_Exercise requirements_
Number of lines with "HACCP" in the data: give that figure by itself.

_Data to examine_
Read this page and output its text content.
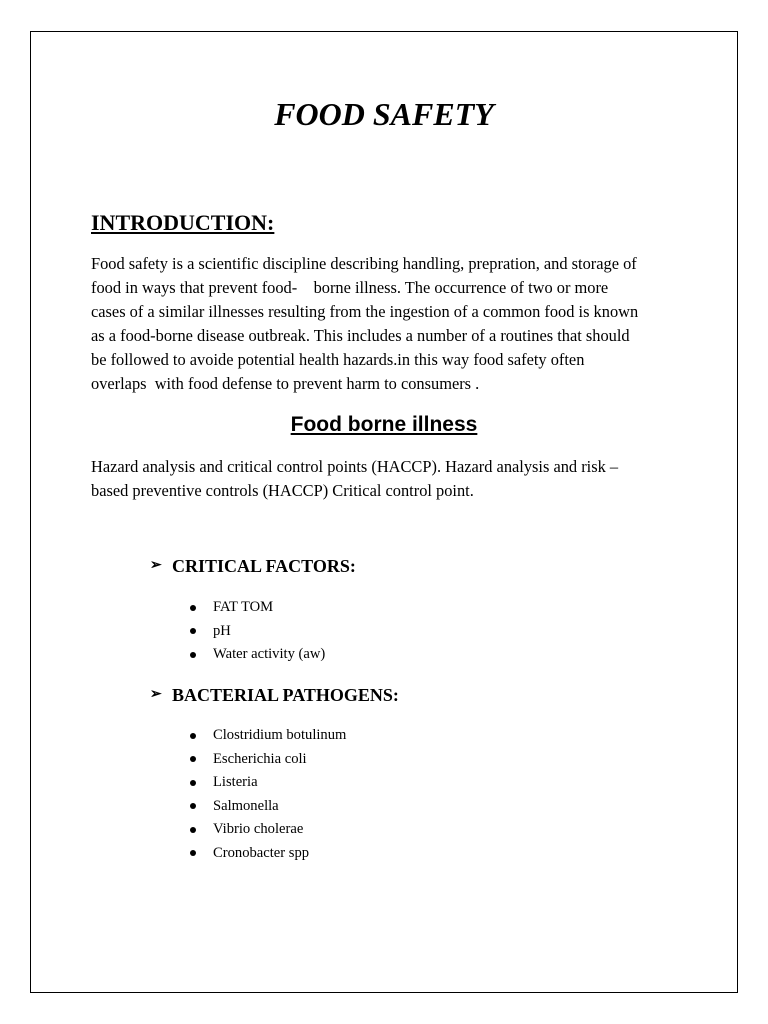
FOOD SAFETY
INTRODUCTION:

Food safety is a scientific discipline describing handling, prepration, and storage of
food in ways that prevent food-    borne illness. The occurrence of two or more
cases of a similar illnesses resulting from the ingestion of a common food is known
as a food-borne disease outbreak. This includes a number of a routines that should
be followed to avoide potential health hazards.in this way food safety often
overlaps  with food defense to prevent harm to consumers .

Food borne illness

Hazard analysis and critical control points (HACCP). Hazard analysis and risk –
based preventive controls (HACCP) Critical control point.

➢ CRITICAL FACTORS:
FAT TOM
pH
Water activity (aw)
➢ BACTERIAL PATHOGENS:
Clostridium botulinum
Escherichia coli
Listeria
Salmonella
Vibrio cholerae
Cronobacter spp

_Reply_
2